* [THE REQUEST]
Make an exact transcription of the material, leaving out all images.

* [ENTRIES SHOWN]
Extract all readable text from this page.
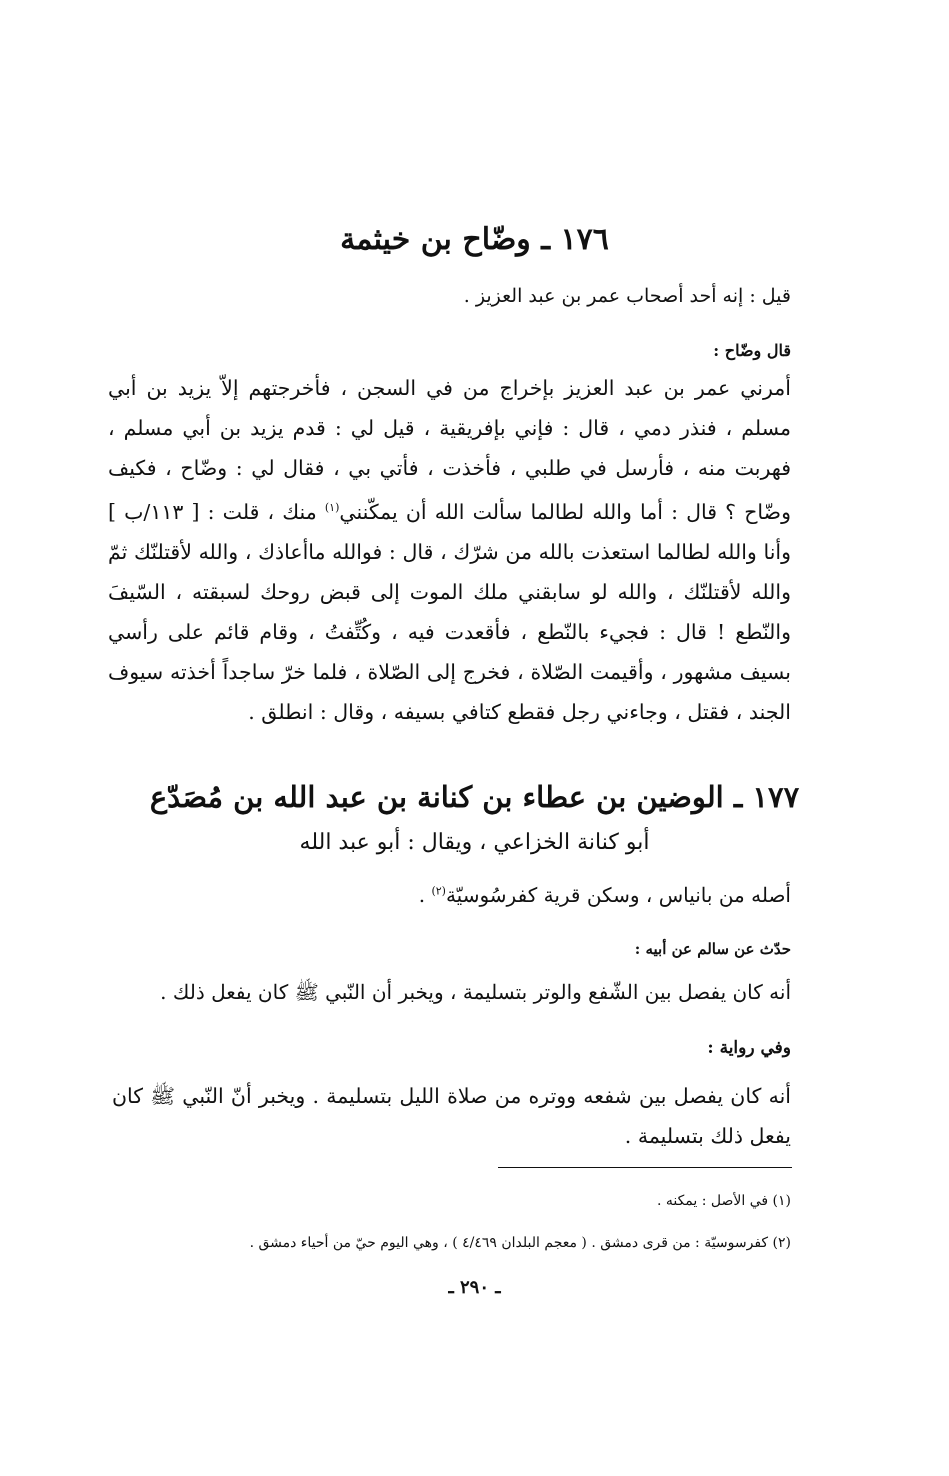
١٧٦ ـ وضّاح بن خيثمة
قيل : إنه أحد أصحاب عمر بن عبد العزيز .
قال وضّاح :
أمرني عمر بن عبد العزيز بإخراج من في السجن ، فأخرجتهم إلاّ يزيد بن أبي مسلم ، فنذر دمي ، قال : فإني بإفريقية ، قيل لي : قدم يزيد بن أبي مسلم ، فهربت منه ، فأرسل في طلبي ، فأخذت ، فأتي بي ، فقال لي : وضّاح ، فكيف وضّاح ؟ قال : أما والله لطالما سألت الله أن يمكّنني$^{(١)}$ منك ، قلت : [ ١١٣/ب ] وأنا والله لطالما استعذت بالله من شرّك ، قال : فوالله ماأعاذك ، والله لأقتلنّك ثمّ والله لأقتلنّك ، والله لو سابقني ملك الموت إلى قبض روحك لسبقته ، السّيفَ والنّطع ! قال : فجيء بالنّطع ، فأقعدت فيه ، وكُتِّفتُ ، وقام قائم على رأسي بسيف مشهور ، وأقيمت الصّلاة ، فخرج إلى الصّلاة ، فلما خرّ ساجداً أخذته سيوف الجند ، فقتل ، وجاءني رجل فقطع كتافي بسيفه ، وقال : انطلق .
١٧٧ ـ الوضين بن عطاء بن كنانة بن عبد الله بن مُصَدّع
أبو كنانة الخزاعي ، ويقال : أبو عبد الله
أصله من بانياس ، وسكن قرية كفرسُوسيّة$^{(٢)}$ .
حدّث عن سالم عن أبيه :
أنه كان يفصل بين الشّفع والوتر بتسليمة ، ويخبر أن النّبي ﷺ كان يفعل ذلك .
وفي رواية :
أنه كان يفصل بين شفعه ووتره من صلاة الليل بتسليمة . ويخبر أنّ النّبي ﷺ كان يفعل ذلك بتسليمة .
(١) في الأصل : يمكنه .
(٢) كفرسوسيّة : من قرى دمشق . ( معجم البلدان ٤/٤٦٩ ) ، وهي اليوم حيّ من أحياء دمشق .
ـ ٢٩٠ ـ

* [RESULT OF THIS EXERCISE]
Extract all readable text from this page.
١٧٦ ـ وضّاح بن خيثمة
قيل : إنه أحد أصحاب عمر بن عبد العزيز .
قال وضّاح :
أمرني عمر بن عبد العزيز بإخراج من في السجن ، فأخرجتهم إلاّ يزيد بن أبي مسلم ، فنذر دمي ، قال : فإني بإفريقية ، قيل لي : قدم يزيد بن أبي مسلم ، فهربت منه ، فأرسل في طلبي ، فأخذت ، فأتي بي ، فقال لي : وضّاح ، فكيف وضّاح ؟ قال : أما والله لطالما سألت الله أن يمكّنني$^{(١)}$ منك ، قلت : [ ١١٣/ب ] وأنا والله لطالما استعذت بالله من شرّك ، قال : فوالله ماأعاذك ، والله لأقتلنّك ثمّ والله لأقتلنّك ، والله لو سابقني ملك الموت إلى قبض روحك لسبقته ، السّيفَ والنّطع ! قال : فجيء بالنّطع ، فأقعدت فيه ، وكُتِّفتُ ، وقام قائم على رأسي بسيف مشهور ، وأقيمت الصّلاة ، فخرج إلى الصّلاة ، فلما خرّ ساجداً أخذته سيوف الجند ، فقتل ، وجاءني رجل فقطع كتافي بسيفه ، وقال : انطلق .
١٧٧ ـ الوضين بن عطاء بن كنانة بن عبد الله بن مُصَدّع
أبو كنانة الخزاعي ، ويقال : أبو عبد الله
أصله من بانياس ، وسكن قرية كفرسُوسيّة$^{(٢)}$ .
حدّث عن سالم عن أبيه :
أنه كان يفصل بين الشّفع والوتر بتسليمة ، ويخبر أن النّبي ﷺ كان يفعل ذلك .
وفي رواية :
أنه كان يفصل بين شفعه ووتره من صلاة الليل بتسليمة . ويخبر أنّ النّبي ﷺ كان يفعل ذلك بتسليمة .
(١) في الأصل : يمكنه .
(٢) كفرسوسيّة : من قرى دمشق . ( معجم البلدان ٤/٤٦٩ ) ، وهي اليوم حيّ من أحياء دمشق .
ـ ٢٩٠ ـ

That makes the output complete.